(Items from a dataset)
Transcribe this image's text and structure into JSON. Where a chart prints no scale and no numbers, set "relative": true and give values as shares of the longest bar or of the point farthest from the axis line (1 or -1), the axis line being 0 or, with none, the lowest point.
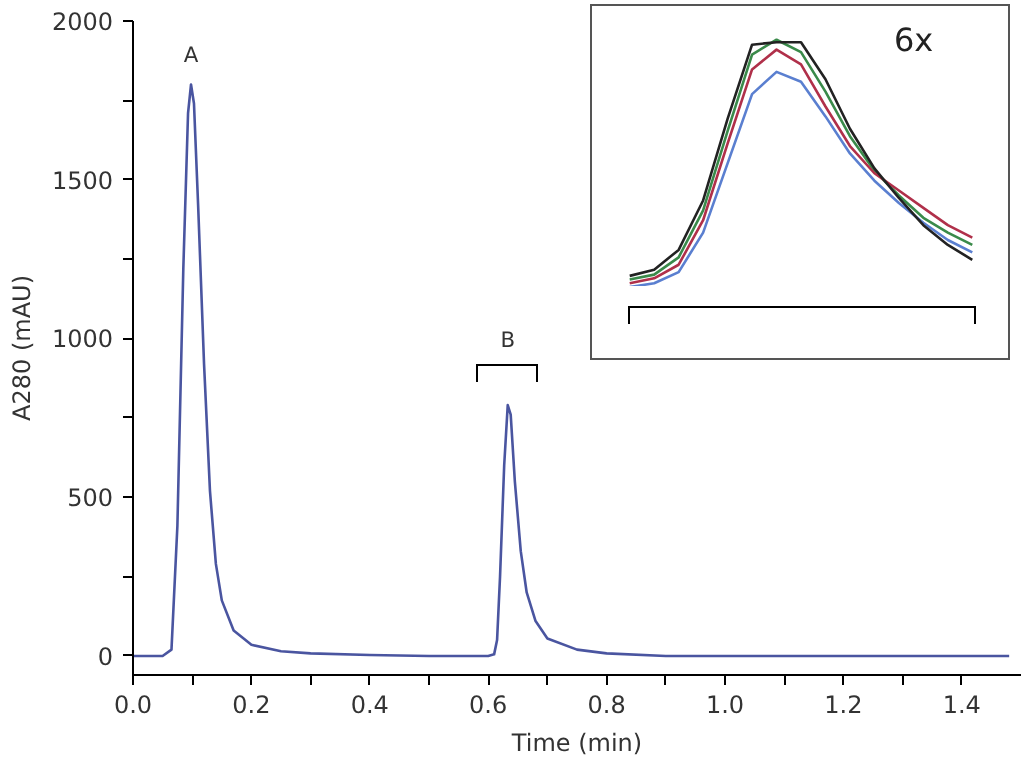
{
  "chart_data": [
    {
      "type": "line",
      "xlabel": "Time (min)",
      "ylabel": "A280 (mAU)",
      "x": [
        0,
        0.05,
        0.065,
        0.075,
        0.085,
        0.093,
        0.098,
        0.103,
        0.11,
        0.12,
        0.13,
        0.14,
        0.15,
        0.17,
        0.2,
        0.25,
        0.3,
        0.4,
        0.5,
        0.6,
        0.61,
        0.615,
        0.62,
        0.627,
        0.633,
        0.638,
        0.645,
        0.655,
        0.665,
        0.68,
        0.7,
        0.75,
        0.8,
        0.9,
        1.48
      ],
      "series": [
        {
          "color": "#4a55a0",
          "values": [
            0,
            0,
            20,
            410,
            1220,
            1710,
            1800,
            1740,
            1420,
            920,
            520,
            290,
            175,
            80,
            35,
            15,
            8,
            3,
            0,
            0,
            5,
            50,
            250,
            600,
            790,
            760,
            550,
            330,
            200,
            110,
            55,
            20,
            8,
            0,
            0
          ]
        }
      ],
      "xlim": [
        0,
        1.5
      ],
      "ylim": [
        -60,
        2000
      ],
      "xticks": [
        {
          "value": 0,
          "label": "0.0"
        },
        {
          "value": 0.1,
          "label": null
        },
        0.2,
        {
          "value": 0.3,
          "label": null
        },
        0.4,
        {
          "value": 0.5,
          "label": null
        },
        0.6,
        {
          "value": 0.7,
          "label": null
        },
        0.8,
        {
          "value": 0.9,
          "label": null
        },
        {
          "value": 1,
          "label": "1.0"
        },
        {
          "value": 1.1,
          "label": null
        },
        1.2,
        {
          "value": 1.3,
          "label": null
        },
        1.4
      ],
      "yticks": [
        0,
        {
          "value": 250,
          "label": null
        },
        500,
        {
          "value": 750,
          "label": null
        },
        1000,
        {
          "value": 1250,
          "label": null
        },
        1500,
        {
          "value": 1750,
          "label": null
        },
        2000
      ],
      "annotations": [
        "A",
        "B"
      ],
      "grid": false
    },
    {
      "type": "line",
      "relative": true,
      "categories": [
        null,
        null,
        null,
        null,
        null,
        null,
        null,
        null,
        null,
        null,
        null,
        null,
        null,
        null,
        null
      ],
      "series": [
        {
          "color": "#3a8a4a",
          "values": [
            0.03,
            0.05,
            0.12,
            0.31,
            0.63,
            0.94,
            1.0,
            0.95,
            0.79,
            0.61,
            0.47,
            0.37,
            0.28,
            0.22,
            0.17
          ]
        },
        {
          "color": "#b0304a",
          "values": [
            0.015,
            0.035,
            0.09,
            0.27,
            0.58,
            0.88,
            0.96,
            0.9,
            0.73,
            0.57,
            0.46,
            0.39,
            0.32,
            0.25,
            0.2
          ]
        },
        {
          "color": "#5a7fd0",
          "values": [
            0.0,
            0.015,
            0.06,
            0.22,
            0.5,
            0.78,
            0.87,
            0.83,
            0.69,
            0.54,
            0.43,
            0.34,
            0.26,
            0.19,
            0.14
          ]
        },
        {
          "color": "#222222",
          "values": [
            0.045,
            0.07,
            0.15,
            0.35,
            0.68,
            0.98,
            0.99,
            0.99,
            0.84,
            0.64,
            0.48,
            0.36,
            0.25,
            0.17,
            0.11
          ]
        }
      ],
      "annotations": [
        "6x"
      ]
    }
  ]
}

== Work instructions ==
Check each line above for the word "color", and copy the lines where it appears.

== Response ==
          "color": "#4a55a0",
          "color": "#3a8a4a",
          "color": "#b0304a",
          "color": "#5a7fd0",
          "color": "#222222",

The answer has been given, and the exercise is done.